● **Listed entries**
···

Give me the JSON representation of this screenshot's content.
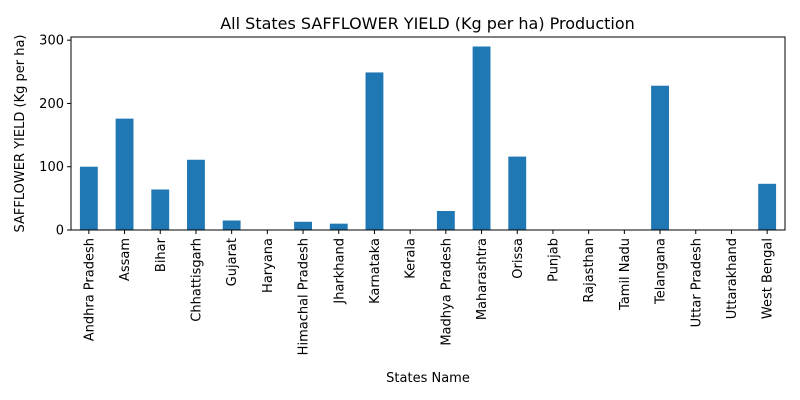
{
  "chart_data": {
    "type": "bar",
    "title": "All States SAFFLOWER YIELD (Kg per ha) Production",
    "xlabel": "States Name",
    "ylabel": "SAFFLOWER YIELD (Kg per ha)",
    "categories": [
      "Andhra Pradesh",
      "Assam",
      "Bihar",
      "Chhattisgarh",
      "Gujarat",
      "Haryana",
      "Himachal Pradesh",
      "Jharkhand",
      "Karnataka",
      "Kerala",
      "Madhya Pradesh",
      "Maharashtra",
      "Orissa",
      "Punjab",
      "Rajasthan",
      "Tamil Nadu",
      "Telangana",
      "Uttar Pradesh",
      "Uttarakhand",
      "West Bengal"
    ],
    "values": [
      100,
      176,
      64,
      111,
      15,
      0,
      13,
      10,
      249,
      0,
      30,
      290,
      116,
      0,
      0,
      0,
      228,
      0,
      0,
      73
    ],
    "ylim": [
      0,
      305
    ],
    "yticks": [
      0,
      100,
      200,
      300
    ],
    "bar_color": "#1f77b4",
    "grid": false,
    "legend": "none"
  }
}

···

● **Task statement**
Leave the pictures out and reproduce all of the records exactly.

● **Exercise result**
Give me the JSON representation of this screenshot's content.
{
  "chart_data": {
    "type": "bar",
    "title": "All States SAFFLOWER YIELD (Kg per ha) Production",
    "xlabel": "States Name",
    "ylabel": "SAFFLOWER YIELD (Kg per ha)",
    "categories": [
      "Andhra Pradesh",
      "Assam",
      "Bihar",
      "Chhattisgarh",
      "Gujarat",
      "Haryana",
      "Himachal Pradesh",
      "Jharkhand",
      "Karnataka",
      "Kerala",
      "Madhya Pradesh",
      "Maharashtra",
      "Orissa",
      "Punjab",
      "Rajasthan",
      "Tamil Nadu",
      "Telangana",
      "Uttar Pradesh",
      "Uttarakhand",
      "West Bengal"
    ],
    "values": [
      100,
      176,
      64,
      111,
      15,
      0,
      13,
      10,
      249,
      0,
      30,
      290,
      116,
      0,
      0,
      0,
      228,
      0,
      0,
      73
    ],
    "ylim": [
      0,
      305
    ],
    "yticks": [
      0,
      100,
      200,
      300
    ],
    "bar_color": "#1f77b4",
    "grid": false,
    "legend": "none"
  }
}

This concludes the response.